Stated task ->
Using the material that follows, identify and copy each line with the string "Gaia".

Raw records ->
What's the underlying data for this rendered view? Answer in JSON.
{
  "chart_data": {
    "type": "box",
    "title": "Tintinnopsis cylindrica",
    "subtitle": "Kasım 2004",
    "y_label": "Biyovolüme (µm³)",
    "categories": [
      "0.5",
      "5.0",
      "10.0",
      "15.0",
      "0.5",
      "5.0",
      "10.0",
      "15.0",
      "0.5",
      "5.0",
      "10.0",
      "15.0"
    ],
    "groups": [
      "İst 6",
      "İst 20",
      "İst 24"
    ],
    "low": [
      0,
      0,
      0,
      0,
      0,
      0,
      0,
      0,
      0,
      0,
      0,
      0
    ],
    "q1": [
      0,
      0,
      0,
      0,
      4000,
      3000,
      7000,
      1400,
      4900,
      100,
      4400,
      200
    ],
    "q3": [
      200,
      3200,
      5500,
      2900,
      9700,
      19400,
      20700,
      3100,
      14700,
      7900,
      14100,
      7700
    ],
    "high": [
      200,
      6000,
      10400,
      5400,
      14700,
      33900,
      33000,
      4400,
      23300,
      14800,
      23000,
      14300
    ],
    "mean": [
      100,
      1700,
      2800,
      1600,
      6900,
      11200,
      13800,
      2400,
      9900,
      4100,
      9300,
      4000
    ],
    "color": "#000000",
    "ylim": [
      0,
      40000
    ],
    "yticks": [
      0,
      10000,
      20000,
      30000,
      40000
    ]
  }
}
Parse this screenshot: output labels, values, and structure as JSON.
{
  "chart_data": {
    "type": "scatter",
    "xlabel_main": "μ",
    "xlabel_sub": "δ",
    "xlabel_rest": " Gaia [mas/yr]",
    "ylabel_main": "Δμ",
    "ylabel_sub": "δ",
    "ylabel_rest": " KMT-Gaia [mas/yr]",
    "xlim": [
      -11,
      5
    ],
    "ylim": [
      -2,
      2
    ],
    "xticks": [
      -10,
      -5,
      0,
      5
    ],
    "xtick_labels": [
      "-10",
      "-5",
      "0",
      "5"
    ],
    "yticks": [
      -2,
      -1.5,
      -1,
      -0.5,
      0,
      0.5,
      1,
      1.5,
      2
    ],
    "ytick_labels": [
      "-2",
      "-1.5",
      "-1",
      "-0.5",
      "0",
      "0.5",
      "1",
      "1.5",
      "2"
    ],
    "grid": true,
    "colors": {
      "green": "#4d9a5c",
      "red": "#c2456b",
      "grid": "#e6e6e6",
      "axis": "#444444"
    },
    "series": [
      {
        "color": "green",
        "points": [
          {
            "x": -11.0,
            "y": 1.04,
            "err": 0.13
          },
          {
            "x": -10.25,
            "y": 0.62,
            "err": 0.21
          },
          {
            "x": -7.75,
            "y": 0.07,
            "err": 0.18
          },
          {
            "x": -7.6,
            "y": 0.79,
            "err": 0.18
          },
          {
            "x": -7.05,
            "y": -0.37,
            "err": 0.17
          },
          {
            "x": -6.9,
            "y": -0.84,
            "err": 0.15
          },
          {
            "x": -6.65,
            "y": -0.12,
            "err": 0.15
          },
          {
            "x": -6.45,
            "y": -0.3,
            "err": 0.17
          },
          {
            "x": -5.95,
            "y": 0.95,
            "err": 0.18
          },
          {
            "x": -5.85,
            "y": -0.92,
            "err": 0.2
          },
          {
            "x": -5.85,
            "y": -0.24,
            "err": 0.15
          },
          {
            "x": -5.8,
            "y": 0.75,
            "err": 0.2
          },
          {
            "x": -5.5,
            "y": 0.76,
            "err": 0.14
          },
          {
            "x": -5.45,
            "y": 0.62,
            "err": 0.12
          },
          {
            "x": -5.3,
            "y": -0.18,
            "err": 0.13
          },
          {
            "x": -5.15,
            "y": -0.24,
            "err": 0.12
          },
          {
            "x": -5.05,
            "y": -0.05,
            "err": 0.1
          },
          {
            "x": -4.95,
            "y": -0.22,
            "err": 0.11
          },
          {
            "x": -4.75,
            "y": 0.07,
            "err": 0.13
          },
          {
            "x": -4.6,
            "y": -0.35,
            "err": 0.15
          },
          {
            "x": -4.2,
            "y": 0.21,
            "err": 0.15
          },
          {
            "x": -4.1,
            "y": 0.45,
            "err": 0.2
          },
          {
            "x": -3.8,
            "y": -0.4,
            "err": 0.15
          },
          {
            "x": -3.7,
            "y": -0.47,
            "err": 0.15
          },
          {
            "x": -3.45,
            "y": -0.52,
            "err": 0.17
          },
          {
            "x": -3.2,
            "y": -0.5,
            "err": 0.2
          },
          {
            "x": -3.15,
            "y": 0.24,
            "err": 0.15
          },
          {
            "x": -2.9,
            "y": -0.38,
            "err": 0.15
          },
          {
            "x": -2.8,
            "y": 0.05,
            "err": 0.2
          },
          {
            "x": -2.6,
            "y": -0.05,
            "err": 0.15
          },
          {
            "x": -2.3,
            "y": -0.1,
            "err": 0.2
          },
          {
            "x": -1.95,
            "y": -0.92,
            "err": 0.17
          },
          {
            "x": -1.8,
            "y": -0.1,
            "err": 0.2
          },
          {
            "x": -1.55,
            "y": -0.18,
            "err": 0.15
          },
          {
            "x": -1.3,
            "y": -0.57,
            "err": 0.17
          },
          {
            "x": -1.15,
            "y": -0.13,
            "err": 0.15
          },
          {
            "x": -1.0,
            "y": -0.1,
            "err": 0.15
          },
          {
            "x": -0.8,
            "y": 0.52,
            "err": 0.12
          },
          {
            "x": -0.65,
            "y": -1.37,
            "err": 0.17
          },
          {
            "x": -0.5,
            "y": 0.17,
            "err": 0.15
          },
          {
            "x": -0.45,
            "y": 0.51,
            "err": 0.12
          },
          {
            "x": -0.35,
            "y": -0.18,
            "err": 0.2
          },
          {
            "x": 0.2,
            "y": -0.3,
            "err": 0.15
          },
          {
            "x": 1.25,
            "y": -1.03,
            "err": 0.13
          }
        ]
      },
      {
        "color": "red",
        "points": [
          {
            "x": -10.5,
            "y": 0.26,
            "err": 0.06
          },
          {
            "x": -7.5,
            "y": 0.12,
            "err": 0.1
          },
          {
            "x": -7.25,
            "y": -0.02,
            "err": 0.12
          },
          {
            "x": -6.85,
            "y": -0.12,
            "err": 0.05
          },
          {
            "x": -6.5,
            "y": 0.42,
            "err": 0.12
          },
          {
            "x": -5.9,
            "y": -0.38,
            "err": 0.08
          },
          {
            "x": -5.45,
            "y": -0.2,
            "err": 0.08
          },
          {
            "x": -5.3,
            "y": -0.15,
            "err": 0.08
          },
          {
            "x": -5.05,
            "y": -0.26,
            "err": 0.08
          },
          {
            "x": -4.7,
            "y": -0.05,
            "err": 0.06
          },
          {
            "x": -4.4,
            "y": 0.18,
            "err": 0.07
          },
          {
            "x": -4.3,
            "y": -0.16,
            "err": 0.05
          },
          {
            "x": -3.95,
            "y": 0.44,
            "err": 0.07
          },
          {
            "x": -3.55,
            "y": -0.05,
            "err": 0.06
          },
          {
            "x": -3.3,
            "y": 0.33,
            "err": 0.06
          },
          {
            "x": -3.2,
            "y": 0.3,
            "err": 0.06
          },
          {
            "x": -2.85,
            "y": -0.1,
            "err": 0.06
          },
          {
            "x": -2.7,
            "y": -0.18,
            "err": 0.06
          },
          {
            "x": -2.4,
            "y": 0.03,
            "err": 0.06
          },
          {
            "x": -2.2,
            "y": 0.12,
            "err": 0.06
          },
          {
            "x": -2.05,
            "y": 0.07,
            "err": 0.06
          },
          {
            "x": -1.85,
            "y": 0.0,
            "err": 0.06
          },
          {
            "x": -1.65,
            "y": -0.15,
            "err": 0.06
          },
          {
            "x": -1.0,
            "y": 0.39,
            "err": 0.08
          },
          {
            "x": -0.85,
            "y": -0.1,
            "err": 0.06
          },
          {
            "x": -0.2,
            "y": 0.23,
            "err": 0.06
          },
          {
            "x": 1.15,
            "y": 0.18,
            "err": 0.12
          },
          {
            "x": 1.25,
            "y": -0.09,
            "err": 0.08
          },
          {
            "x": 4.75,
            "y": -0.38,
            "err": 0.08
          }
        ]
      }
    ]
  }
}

Response to the exercise ->
    "xlabel_rest": " Gaia [mas/yr]",
    "ylabel_rest": " KMT-Gaia [mas/yr]",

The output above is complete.